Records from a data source
━━━━━━━━━━━━━━━━

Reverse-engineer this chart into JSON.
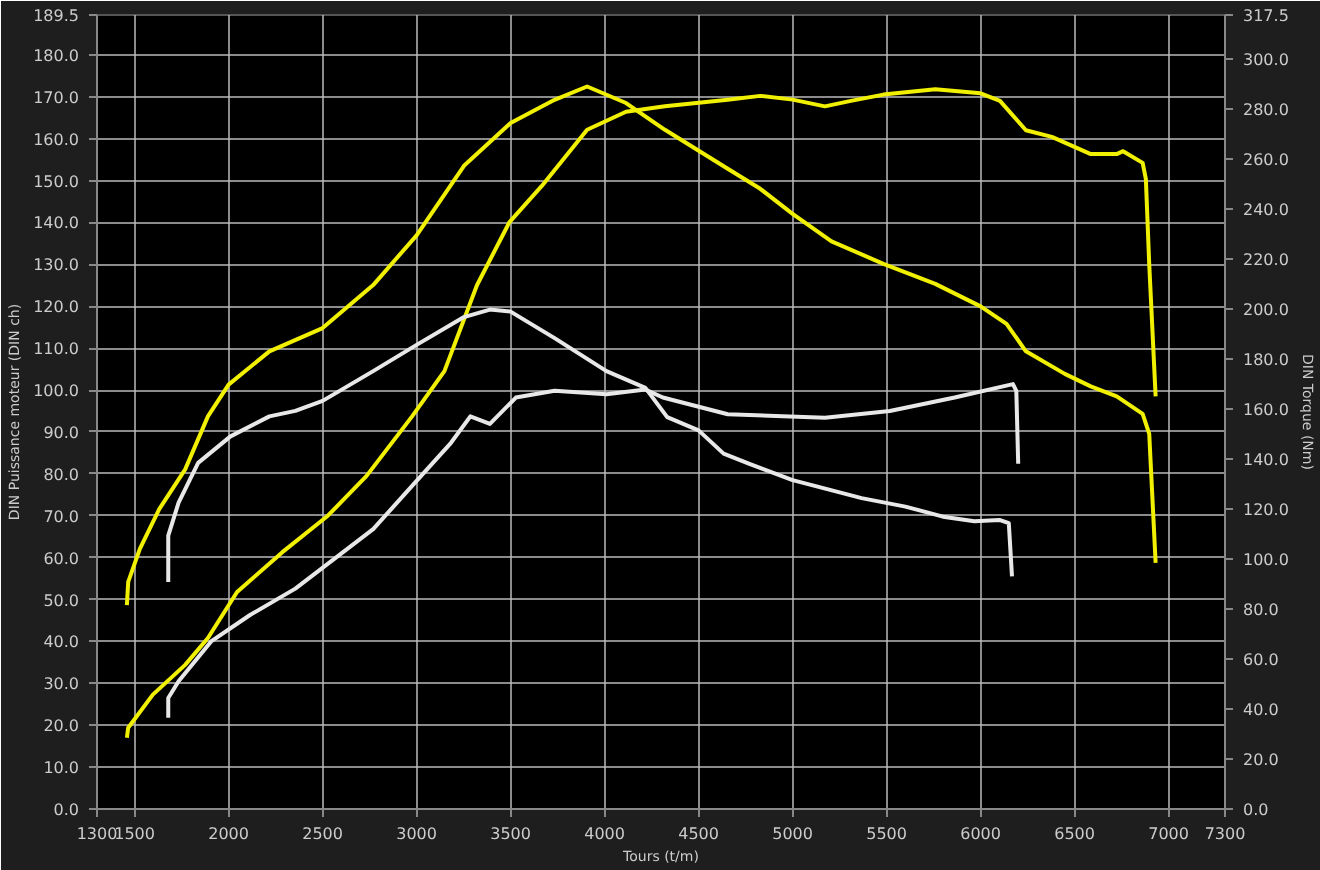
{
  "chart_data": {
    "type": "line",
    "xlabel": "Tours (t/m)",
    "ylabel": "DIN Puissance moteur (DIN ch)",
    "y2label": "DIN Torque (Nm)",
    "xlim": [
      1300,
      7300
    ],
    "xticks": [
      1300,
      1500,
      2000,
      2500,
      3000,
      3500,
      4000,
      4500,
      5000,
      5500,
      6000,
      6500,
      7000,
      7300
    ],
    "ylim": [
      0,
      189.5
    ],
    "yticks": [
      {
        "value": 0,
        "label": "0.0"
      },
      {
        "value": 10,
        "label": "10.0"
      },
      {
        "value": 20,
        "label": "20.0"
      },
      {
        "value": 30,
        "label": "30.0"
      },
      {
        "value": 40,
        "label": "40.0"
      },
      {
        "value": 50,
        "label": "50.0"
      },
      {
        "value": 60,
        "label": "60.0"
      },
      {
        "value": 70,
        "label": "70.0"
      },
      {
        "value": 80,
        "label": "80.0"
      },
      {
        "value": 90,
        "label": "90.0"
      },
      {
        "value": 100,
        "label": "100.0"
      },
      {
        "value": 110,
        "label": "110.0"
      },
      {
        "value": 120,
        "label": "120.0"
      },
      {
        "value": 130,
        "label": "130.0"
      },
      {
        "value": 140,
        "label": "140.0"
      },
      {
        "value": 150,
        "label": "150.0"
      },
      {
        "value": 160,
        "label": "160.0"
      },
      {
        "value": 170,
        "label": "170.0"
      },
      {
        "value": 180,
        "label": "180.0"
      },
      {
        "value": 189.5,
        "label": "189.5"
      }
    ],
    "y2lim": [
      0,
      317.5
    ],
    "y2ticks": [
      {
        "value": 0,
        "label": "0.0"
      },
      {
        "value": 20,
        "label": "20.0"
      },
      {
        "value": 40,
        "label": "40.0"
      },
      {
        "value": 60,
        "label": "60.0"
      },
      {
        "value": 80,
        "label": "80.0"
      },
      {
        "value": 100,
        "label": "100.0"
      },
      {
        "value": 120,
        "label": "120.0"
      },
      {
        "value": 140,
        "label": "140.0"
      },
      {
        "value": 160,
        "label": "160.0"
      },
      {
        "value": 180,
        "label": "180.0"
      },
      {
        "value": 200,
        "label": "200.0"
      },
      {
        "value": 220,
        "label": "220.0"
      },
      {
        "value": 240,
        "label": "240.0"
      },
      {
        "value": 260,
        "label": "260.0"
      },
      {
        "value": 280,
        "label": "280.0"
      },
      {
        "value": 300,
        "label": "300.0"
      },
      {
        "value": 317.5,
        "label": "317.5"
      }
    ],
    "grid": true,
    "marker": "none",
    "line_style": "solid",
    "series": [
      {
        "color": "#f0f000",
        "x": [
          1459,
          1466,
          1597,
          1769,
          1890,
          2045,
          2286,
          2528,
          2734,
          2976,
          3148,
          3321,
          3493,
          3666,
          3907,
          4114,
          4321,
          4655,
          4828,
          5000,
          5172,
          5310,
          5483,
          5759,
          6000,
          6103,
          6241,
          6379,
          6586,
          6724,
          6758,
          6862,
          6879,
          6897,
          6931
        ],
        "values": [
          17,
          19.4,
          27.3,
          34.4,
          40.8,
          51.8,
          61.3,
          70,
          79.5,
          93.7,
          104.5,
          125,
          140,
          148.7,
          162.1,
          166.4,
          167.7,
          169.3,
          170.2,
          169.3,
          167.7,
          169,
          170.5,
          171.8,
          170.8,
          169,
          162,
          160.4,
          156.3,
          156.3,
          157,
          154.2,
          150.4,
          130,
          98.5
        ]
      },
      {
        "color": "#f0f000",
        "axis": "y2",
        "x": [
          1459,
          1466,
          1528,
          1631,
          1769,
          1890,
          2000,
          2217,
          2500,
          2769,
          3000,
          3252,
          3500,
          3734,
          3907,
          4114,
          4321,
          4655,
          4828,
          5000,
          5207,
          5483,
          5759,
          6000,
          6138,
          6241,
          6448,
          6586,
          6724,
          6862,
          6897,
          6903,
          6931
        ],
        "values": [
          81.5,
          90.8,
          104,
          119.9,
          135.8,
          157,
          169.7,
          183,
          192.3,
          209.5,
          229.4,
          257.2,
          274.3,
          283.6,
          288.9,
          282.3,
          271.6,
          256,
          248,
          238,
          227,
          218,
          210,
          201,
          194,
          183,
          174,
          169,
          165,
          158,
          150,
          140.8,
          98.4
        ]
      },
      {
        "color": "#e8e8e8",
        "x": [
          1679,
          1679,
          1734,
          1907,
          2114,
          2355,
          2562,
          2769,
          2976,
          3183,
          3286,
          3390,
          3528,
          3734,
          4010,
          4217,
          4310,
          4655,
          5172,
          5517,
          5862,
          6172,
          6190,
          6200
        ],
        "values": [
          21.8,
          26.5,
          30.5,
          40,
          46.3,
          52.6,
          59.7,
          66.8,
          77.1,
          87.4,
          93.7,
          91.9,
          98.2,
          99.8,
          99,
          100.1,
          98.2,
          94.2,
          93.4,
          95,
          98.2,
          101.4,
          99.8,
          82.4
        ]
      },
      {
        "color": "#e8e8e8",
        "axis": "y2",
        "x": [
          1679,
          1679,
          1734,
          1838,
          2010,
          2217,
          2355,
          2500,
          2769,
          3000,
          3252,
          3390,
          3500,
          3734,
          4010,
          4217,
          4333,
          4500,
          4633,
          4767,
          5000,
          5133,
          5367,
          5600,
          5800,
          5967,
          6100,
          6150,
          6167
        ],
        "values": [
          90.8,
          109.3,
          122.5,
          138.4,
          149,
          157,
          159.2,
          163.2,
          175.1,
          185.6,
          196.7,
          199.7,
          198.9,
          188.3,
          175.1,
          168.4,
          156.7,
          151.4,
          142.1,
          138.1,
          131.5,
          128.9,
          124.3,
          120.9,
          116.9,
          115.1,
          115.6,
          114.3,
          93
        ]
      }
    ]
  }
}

━━━━━━━━━━━━━━━━

**WHAT IS EXPECTED:** Transcribe each entry precisely as given, leaving the pictures out.

**EXERCISE RESPONSE:**
Reverse-engineer this chart into JSON.
{
  "chart_data": {
    "type": "line",
    "xlabel": "Tours (t/m)",
    "ylabel": "DIN Puissance moteur (DIN ch)",
    "y2label": "DIN Torque (Nm)",
    "xlim": [
      1300,
      7300
    ],
    "xticks": [
      1300,
      1500,
      2000,
      2500,
      3000,
      3500,
      4000,
      4500,
      5000,
      5500,
      6000,
      6500,
      7000,
      7300
    ],
    "ylim": [
      0,
      189.5
    ],
    "yticks": [
      {
        "value": 0,
        "label": "0.0"
      },
      {
        "value": 10,
        "label": "10.0"
      },
      {
        "value": 20,
        "label": "20.0"
      },
      {
        "value": 30,
        "label": "30.0"
      },
      {
        "value": 40,
        "label": "40.0"
      },
      {
        "value": 50,
        "label": "50.0"
      },
      {
        "value": 60,
        "label": "60.0"
      },
      {
        "value": 70,
        "label": "70.0"
      },
      {
        "value": 80,
        "label": "80.0"
      },
      {
        "value": 90,
        "label": "90.0"
      },
      {
        "value": 100,
        "label": "100.0"
      },
      {
        "value": 110,
        "label": "110.0"
      },
      {
        "value": 120,
        "label": "120.0"
      },
      {
        "value": 130,
        "label": "130.0"
      },
      {
        "value": 140,
        "label": "140.0"
      },
      {
        "value": 150,
        "label": "150.0"
      },
      {
        "value": 160,
        "label": "160.0"
      },
      {
        "value": 170,
        "label": "170.0"
      },
      {
        "value": 180,
        "label": "180.0"
      },
      {
        "value": 189.5,
        "label": "189.5"
      }
    ],
    "y2lim": [
      0,
      317.5
    ],
    "y2ticks": [
      {
        "value": 0,
        "label": "0.0"
      },
      {
        "value": 20,
        "label": "20.0"
      },
      {
        "value": 40,
        "label": "40.0"
      },
      {
        "value": 60,
        "label": "60.0"
      },
      {
        "value": 80,
        "label": "80.0"
      },
      {
        "value": 100,
        "label": "100.0"
      },
      {
        "value": 120,
        "label": "120.0"
      },
      {
        "value": 140,
        "label": "140.0"
      },
      {
        "value": 160,
        "label": "160.0"
      },
      {
        "value": 180,
        "label": "180.0"
      },
      {
        "value": 200,
        "label": "200.0"
      },
      {
        "value": 220,
        "label": "220.0"
      },
      {
        "value": 240,
        "label": "240.0"
      },
      {
        "value": 260,
        "label": "260.0"
      },
      {
        "value": 280,
        "label": "280.0"
      },
      {
        "value": 300,
        "label": "300.0"
      },
      {
        "value": 317.5,
        "label": "317.5"
      }
    ],
    "grid": true,
    "marker": "none",
    "line_style": "solid",
    "series": [
      {
        "color": "#f0f000",
        "x": [
          1459,
          1466,
          1597,
          1769,
          1890,
          2045,
          2286,
          2528,
          2734,
          2976,
          3148,
          3321,
          3493,
          3666,
          3907,
          4114,
          4321,
          4655,
          4828,
          5000,
          5172,
          5310,
          5483,
          5759,
          6000,
          6103,
          6241,
          6379,
          6586,
          6724,
          6758,
          6862,
          6879,
          6897,
          6931
        ],
        "values": [
          17,
          19.4,
          27.3,
          34.4,
          40.8,
          51.8,
          61.3,
          70,
          79.5,
          93.7,
          104.5,
          125,
          140,
          148.7,
          162.1,
          166.4,
          167.7,
          169.3,
          170.2,
          169.3,
          167.7,
          169,
          170.5,
          171.8,
          170.8,
          169,
          162,
          160.4,
          156.3,
          156.3,
          157,
          154.2,
          150.4,
          130,
          98.5
        ]
      },
      {
        "color": "#f0f000",
        "axis": "y2",
        "x": [
          1459,
          1466,
          1528,
          1631,
          1769,
          1890,
          2000,
          2217,
          2500,
          2769,
          3000,
          3252,
          3500,
          3734,
          3907,
          4114,
          4321,
          4655,
          4828,
          5000,
          5207,
          5483,
          5759,
          6000,
          6138,
          6241,
          6448,
          6586,
          6724,
          6862,
          6897,
          6903,
          6931
        ],
        "values": [
          81.5,
          90.8,
          104,
          119.9,
          135.8,
          157,
          169.7,
          183,
          192.3,
          209.5,
          229.4,
          257.2,
          274.3,
          283.6,
          288.9,
          282.3,
          271.6,
          256,
          248,
          238,
          227,
          218,
          210,
          201,
          194,
          183,
          174,
          169,
          165,
          158,
          150,
          140.8,
          98.4
        ]
      },
      {
        "color": "#e8e8e8",
        "x": [
          1679,
          1679,
          1734,
          1907,
          2114,
          2355,
          2562,
          2769,
          2976,
          3183,
          3286,
          3390,
          3528,
          3734,
          4010,
          4217,
          4310,
          4655,
          5172,
          5517,
          5862,
          6172,
          6190,
          6200
        ],
        "values": [
          21.8,
          26.5,
          30.5,
          40,
          46.3,
          52.6,
          59.7,
          66.8,
          77.1,
          87.4,
          93.7,
          91.9,
          98.2,
          99.8,
          99,
          100.1,
          98.2,
          94.2,
          93.4,
          95,
          98.2,
          101.4,
          99.8,
          82.4
        ]
      },
      {
        "color": "#e8e8e8",
        "axis": "y2",
        "x": [
          1679,
          1679,
          1734,
          1838,
          2010,
          2217,
          2355,
          2500,
          2769,
          3000,
          3252,
          3390,
          3500,
          3734,
          4010,
          4217,
          4333,
          4500,
          4633,
          4767,
          5000,
          5133,
          5367,
          5600,
          5800,
          5967,
          6100,
          6150,
          6167
        ],
        "values": [
          90.8,
          109.3,
          122.5,
          138.4,
          149,
          157,
          159.2,
          163.2,
          175.1,
          185.6,
          196.7,
          199.7,
          198.9,
          188.3,
          175.1,
          168.4,
          156.7,
          151.4,
          142.1,
          138.1,
          131.5,
          128.9,
          124.3,
          120.9,
          116.9,
          115.1,
          115.6,
          114.3,
          93
        ]
      }
    ]
  }
}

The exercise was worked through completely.